Work to do: Copy each line exactly. Drop every picture.

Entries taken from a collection
┄┄┄┄┄┄┄┄┄┄
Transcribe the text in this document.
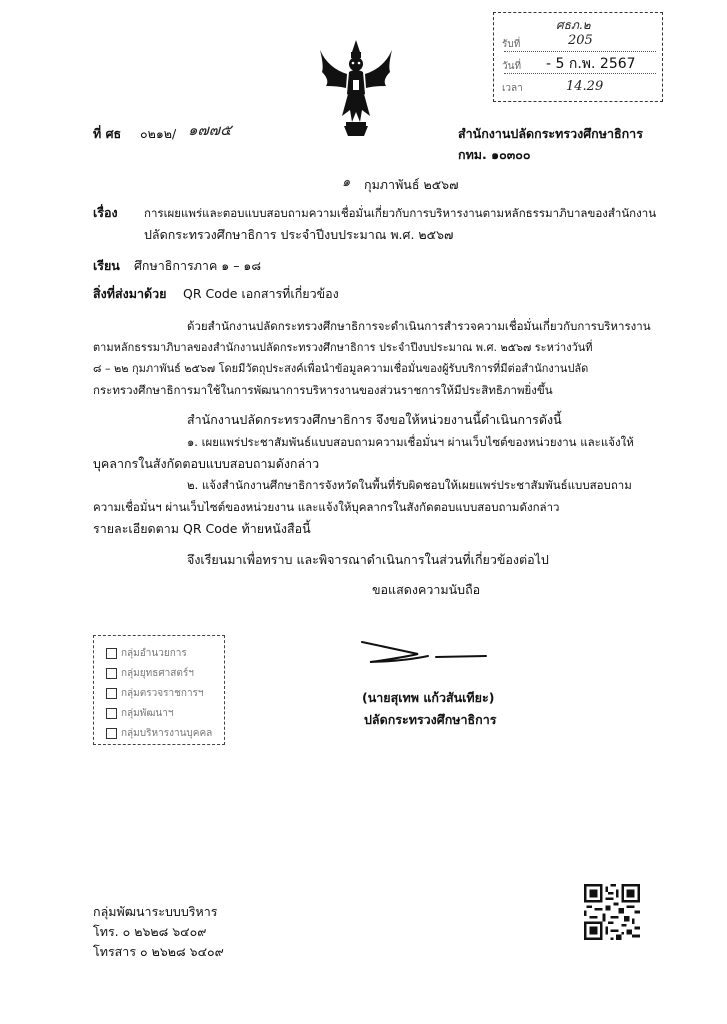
ศธภ.๒
รับที่	205
วันที่ - 5 ก.พ. 2567
เวลา	14.29
ที่ ศธ ๐๒๑๒/ ๑๗๗๕	สำนักงานปลัดกระทรวงศึกษาธิการ
กทม. ๑๐๓๐๐
๑ กุมภาพันธ์ ๒๕๖๗
เรื่อง การเผยแพร่และตอบแบบสอบถามความเชื่อมั่นเกี่ยวกับการบริหารงานตามหลักธรรมาภิบาลของสำนักงาน
ปลัดกระทรวงศึกษาธิการ ประจำปีงบประมาณ พ.ศ. ๒๕๖๗
เรียน ศึกษาธิการภาค ๑ – ๑๘
สิ่งที่ส่งมาด้วย QR Code เอกสารที่เกี่ยวข้อง
ด้วยสำนักงานปลัดกระทรวงศึกษาธิการจะดำเนินการสำรวจความเชื่อมั่นเกี่ยวกับการบริหารงาน
ตามหลักธรรมาภิบาลของสำนักงานปลัดกระทรวงศึกษาธิการ ประจำปีงบประมาณ พ.ศ. ๒๕๖๗ ระหว่างวันที่
๘ – ๒๒ กุมภาพันธ์ ๒๕๖๗ โดยมีวัตถุประสงค์เพื่อนำข้อมูลความเชื่อมั่นของผู้รับบริการที่มีต่อสำนักงานปลัด
กระทรวงศึกษาธิการมาใช้ในการพัฒนาการบริหารงานของส่วนราชการให้มีประสิทธิภาพยิ่งขึ้น
สำนักงานปลัดกระทรวงศึกษาธิการ จึงขอให้หน่วยงานนี้ดำเนินการดังนี้
๑. เผยแพร่ประชาสัมพันธ์แบบสอบถามความเชื่อมั่นฯ ผ่านเว็บไซต์ของหน่วยงาน และแจ้งให้
บุคลากรในสังกัดตอบแบบสอบถามดังกล่าว
๒. แจ้งสำนักงานศึกษาธิการจังหวัดในพื้นที่รับผิดชอบให้เผยแพร่ประชาสัมพันธ์แบบสอบถาม
ความเชื่อมั่นฯ ผ่านเว็บไซต์ของหน่วยงาน และแจ้งให้บุคลากรในสังกัดตอบแบบสอบถามดังกล่าว
รายละเอียดตาม QR Code ท้ายหนังสือนี้
จึงเรียนมาเพื่อทราบ และพิจารณาดำเนินการในส่วนที่เกี่ยวข้องต่อไป
ขอแสดงความนับถือ
(นายสุเทพ แก้วสันเทียะ)
ปลัดกระทรวงศึกษาธิการ
กลุ่มอำนวยการ
กลุ่มยุทธศาสตร์ฯ
กลุ่มตรวจราชการฯ
กลุ่มพัฒนาฯ
กลุ่มบริหารงานบุคคล
กลุ่มพัฒนาระบบบริหาร
โทร. ๐ ๒๖๒๘ ๖๔๐๙
โทรสาร ๐ ๒๖๒๘ ๖๔๐๙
┄┄┄┄┄┄┄┄┄┄
Problem solution:
Transcribe the text in this document.
ศธภ.๒
รับที่	205
วันที่ - 5 ก.พ. 2567
เวลา	14.29
ที่ ศธ ๐๒๑๒/ ๑๗๗๕	สำนักงานปลัดกระทรวงศึกษาธิการ
กทม. ๑๐๓๐๐
๑ กุมภาพันธ์ ๒๕๖๗
เรื่อง การเผยแพร่และตอบแบบสอบถามความเชื่อมั่นเกี่ยวกับการบริหารงานตามหลักธรรมาภิบาลของสำนักงาน
ปลัดกระทรวงศึกษาธิการ ประจำปีงบประมาณ พ.ศ. ๒๕๖๗
เรียน ศึกษาธิการภาค ๑ – ๑๘
สิ่งที่ส่งมาด้วย QR Code เอกสารที่เกี่ยวข้อง
ด้วยสำนักงานปลัดกระทรวงศึกษาธิการจะดำเนินการสำรวจความเชื่อมั่นเกี่ยวกับการบริหารงาน
ตามหลักธรรมาภิบาลของสำนักงานปลัดกระทรวงศึกษาธิการ ประจำปีงบประมาณ พ.ศ. ๒๕๖๗ ระหว่างวันที่
๘ – ๒๒ กุมภาพันธ์ ๒๕๖๗ โดยมีวัตถุประสงค์เพื่อนำข้อมูลความเชื่อมั่นของผู้รับบริการที่มีต่อสำนักงานปลัด
กระทรวงศึกษาธิการมาใช้ในการพัฒนาการบริหารงานของส่วนราชการให้มีประสิทธิภาพยิ่งขึ้น
สำนักงานปลัดกระทรวงศึกษาธิการ จึงขอให้หน่วยงานนี้ดำเนินการดังนี้
๑. เผยแพร่ประชาสัมพันธ์แบบสอบถามความเชื่อมั่นฯ ผ่านเว็บไซต์ของหน่วยงาน และแจ้งให้
บุคลากรในสังกัดตอบแบบสอบถามดังกล่าว
๒. แจ้งสำนักงานศึกษาธิการจังหวัดในพื้นที่รับผิดชอบให้เผยแพร่ประชาสัมพันธ์แบบสอบถาม
ความเชื่อมั่นฯ ผ่านเว็บไซต์ของหน่วยงาน และแจ้งให้บุคลากรในสังกัดตอบแบบสอบถามดังกล่าว
รายละเอียดตาม QR Code ท้ายหนังสือนี้
จึงเรียนมาเพื่อทราบ และพิจารณาดำเนินการในส่วนที่เกี่ยวข้องต่อไป
ขอแสดงความนับถือ
(นายสุเทพ แก้วสันเทียะ)
ปลัดกระทรวงศึกษาธิการ
กลุ่มอำนวยการ
กลุ่มยุทธศาสตร์ฯ
กลุ่มตรวจราชการฯ
กลุ่มพัฒนาฯ
กลุ่มบริหารงานบุคคล
กลุ่มพัฒนาระบบบริหาร
โทร. ๐ ๒๖๒๘ ๖๔๐๙
โทรสาร ๐ ๒๖๒๘ ๖๔๐๙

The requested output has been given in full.